**Exercise details**. Repeat every record exactly as written, but leave out the pictures.

**The data**.
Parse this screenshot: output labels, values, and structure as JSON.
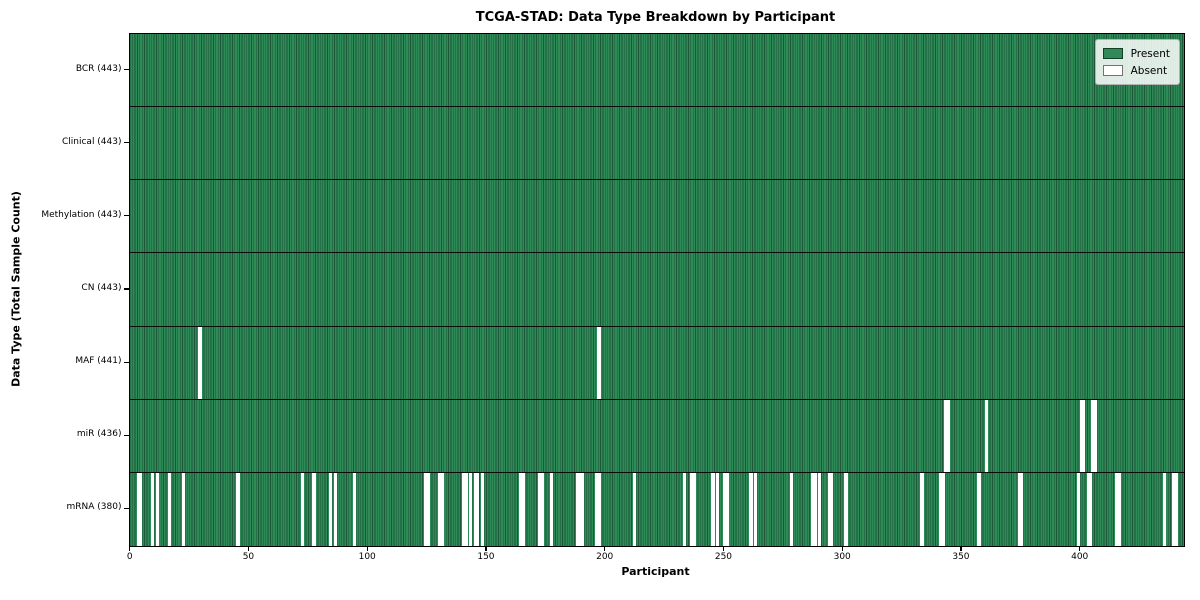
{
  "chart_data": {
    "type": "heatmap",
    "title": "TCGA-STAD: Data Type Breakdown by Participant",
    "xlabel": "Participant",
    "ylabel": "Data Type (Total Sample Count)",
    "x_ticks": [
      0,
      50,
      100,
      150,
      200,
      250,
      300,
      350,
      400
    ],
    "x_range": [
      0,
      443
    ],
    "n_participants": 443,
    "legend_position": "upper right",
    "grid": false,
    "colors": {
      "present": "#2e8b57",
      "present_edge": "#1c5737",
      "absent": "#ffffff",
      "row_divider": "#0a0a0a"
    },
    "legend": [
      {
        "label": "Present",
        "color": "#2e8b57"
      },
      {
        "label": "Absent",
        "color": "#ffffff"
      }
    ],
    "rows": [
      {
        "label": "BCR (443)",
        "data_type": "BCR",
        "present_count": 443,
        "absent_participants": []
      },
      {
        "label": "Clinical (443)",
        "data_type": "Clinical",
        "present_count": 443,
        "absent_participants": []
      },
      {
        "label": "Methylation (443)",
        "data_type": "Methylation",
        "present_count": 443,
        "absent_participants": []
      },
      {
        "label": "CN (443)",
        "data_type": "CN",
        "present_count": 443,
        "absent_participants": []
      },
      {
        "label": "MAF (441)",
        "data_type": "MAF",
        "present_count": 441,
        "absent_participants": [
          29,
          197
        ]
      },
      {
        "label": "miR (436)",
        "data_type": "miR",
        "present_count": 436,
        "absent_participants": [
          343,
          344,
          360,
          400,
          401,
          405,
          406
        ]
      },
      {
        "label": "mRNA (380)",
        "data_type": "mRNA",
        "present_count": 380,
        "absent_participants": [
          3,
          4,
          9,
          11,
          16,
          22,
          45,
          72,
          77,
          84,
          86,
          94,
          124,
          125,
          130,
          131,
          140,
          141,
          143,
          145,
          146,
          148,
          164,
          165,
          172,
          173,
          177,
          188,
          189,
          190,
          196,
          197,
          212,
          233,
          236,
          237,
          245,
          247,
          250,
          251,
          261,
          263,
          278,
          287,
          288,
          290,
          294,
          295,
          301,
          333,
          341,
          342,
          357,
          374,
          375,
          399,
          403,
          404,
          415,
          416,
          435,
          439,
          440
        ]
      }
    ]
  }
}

**Written reply**.
Parse this screenshot: output labels, values, and structure as JSON.
{
  "chart_data": {
    "type": "heatmap",
    "title": "TCGA-STAD: Data Type Breakdown by Participant",
    "xlabel": "Participant",
    "ylabel": "Data Type (Total Sample Count)",
    "x_ticks": [
      0,
      50,
      100,
      150,
      200,
      250,
      300,
      350,
      400
    ],
    "x_range": [
      0,
      443
    ],
    "n_participants": 443,
    "legend_position": "upper right",
    "grid": false,
    "colors": {
      "present": "#2e8b57",
      "present_edge": "#1c5737",
      "absent": "#ffffff",
      "row_divider": "#0a0a0a"
    },
    "legend": [
      {
        "label": "Present",
        "color": "#2e8b57"
      },
      {
        "label": "Absent",
        "color": "#ffffff"
      }
    ],
    "rows": [
      {
        "label": "BCR (443)",
        "data_type": "BCR",
        "present_count": 443,
        "absent_participants": []
      },
      {
        "label": "Clinical (443)",
        "data_type": "Clinical",
        "present_count": 443,
        "absent_participants": []
      },
      {
        "label": "Methylation (443)",
        "data_type": "Methylation",
        "present_count": 443,
        "absent_participants": []
      },
      {
        "label": "CN (443)",
        "data_type": "CN",
        "present_count": 443,
        "absent_participants": []
      },
      {
        "label": "MAF (441)",
        "data_type": "MAF",
        "present_count": 441,
        "absent_participants": [
          29,
          197
        ]
      },
      {
        "label": "miR (436)",
        "data_type": "miR",
        "present_count": 436,
        "absent_participants": [
          343,
          344,
          360,
          400,
          401,
          405,
          406
        ]
      },
      {
        "label": "mRNA (380)",
        "data_type": "mRNA",
        "present_count": 380,
        "absent_participants": [
          3,
          4,
          9,
          11,
          16,
          22,
          45,
          72,
          77,
          84,
          86,
          94,
          124,
          125,
          130,
          131,
          140,
          141,
          143,
          145,
          146,
          148,
          164,
          165,
          172,
          173,
          177,
          188,
          189,
          190,
          196,
          197,
          212,
          233,
          236,
          237,
          245,
          247,
          250,
          251,
          261,
          263,
          278,
          287,
          288,
          290,
          294,
          295,
          301,
          333,
          341,
          342,
          357,
          374,
          375,
          399,
          403,
          404,
          415,
          416,
          435,
          439,
          440
        ]
      }
    ]
  }
}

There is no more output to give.